▸ Material supplied

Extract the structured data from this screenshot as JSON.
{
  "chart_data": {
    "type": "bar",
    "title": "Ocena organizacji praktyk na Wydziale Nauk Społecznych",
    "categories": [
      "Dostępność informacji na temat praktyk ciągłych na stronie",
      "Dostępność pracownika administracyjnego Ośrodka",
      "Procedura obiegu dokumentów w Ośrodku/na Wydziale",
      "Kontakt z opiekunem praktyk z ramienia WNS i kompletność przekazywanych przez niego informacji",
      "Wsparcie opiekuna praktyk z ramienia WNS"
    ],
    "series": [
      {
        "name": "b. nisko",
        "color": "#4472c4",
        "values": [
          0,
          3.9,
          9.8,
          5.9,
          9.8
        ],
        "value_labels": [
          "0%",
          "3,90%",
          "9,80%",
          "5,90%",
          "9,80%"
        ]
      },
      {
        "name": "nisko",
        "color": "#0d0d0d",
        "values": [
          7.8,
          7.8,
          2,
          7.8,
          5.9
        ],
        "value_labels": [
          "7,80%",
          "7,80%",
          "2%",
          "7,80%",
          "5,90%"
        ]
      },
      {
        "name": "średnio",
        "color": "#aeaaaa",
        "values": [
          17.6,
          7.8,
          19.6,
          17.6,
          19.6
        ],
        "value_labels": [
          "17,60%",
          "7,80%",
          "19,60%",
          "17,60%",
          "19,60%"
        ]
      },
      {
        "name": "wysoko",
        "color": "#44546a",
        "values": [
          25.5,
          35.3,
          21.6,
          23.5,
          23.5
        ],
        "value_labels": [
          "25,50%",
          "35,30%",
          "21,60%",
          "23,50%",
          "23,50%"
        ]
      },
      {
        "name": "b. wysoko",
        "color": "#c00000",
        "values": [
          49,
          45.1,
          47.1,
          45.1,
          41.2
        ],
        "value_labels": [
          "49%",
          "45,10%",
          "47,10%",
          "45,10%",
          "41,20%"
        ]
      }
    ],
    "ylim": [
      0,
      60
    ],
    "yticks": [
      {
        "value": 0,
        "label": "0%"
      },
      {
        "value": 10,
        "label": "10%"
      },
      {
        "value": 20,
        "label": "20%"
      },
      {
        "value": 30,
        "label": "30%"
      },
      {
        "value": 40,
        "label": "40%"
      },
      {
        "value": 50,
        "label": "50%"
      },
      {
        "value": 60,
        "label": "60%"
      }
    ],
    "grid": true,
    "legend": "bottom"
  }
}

▸ Problem details
Scan the data above and copy every line with "informacji" in it.

▸ Task response
      "Dostępność informacji na temat praktyk ciągłych na stronie",
      "Kontakt z opiekunem praktyk z ramienia WNS i kompletność przekazywanych przez niego informacji",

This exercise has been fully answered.